_TASK TO CARRY OUT_:
Gather all lines from the material that contain "Rhin".

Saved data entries
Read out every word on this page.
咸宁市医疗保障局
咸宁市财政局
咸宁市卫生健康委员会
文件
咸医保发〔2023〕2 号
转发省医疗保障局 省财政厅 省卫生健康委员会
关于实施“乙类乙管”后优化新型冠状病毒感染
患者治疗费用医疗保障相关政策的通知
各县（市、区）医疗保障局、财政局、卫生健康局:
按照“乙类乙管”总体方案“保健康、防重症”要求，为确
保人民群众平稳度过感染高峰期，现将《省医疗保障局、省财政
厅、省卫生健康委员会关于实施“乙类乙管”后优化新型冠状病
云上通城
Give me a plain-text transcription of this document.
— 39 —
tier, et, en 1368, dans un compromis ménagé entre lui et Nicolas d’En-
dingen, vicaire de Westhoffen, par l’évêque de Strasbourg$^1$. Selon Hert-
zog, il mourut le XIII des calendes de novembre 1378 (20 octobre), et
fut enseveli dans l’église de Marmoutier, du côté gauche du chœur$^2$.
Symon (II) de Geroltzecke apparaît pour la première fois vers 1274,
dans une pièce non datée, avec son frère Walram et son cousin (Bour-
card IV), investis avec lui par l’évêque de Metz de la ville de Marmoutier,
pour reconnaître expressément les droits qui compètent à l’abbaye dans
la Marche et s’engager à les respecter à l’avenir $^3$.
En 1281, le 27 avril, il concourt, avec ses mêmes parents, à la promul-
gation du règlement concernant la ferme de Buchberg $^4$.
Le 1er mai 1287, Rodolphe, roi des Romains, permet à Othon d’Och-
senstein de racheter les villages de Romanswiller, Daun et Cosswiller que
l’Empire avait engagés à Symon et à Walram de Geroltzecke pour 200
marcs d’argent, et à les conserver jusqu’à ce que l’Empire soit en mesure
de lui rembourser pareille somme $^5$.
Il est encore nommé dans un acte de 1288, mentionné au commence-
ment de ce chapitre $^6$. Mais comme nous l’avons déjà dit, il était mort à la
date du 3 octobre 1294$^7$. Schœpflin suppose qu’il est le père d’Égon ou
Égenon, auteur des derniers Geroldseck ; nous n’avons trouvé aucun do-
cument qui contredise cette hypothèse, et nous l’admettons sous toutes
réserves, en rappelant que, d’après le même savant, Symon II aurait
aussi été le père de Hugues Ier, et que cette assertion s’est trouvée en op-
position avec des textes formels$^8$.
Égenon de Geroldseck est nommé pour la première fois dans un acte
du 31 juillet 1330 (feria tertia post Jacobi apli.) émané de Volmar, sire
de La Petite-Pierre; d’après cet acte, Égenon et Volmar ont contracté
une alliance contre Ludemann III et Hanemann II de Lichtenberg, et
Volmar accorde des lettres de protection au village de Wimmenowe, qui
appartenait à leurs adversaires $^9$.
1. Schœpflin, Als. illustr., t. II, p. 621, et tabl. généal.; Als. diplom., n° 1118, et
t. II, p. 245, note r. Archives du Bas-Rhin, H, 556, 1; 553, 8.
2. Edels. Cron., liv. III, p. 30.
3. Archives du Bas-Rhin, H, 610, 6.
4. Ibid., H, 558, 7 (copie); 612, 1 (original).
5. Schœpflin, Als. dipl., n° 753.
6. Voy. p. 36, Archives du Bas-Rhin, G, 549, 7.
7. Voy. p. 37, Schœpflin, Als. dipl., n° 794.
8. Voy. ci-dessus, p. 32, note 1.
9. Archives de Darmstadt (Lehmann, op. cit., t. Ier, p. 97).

_RESULT OF THE EXERCISE_:
t. II, p. 245, note r. Archives du Bas-Rhin, H, 556, 1; 553, 8.
3. Archives du Bas-Rhin, H, 610, 6.
6. Voy. p. 36, Archives du Bas-Rhin, G, 549, 7.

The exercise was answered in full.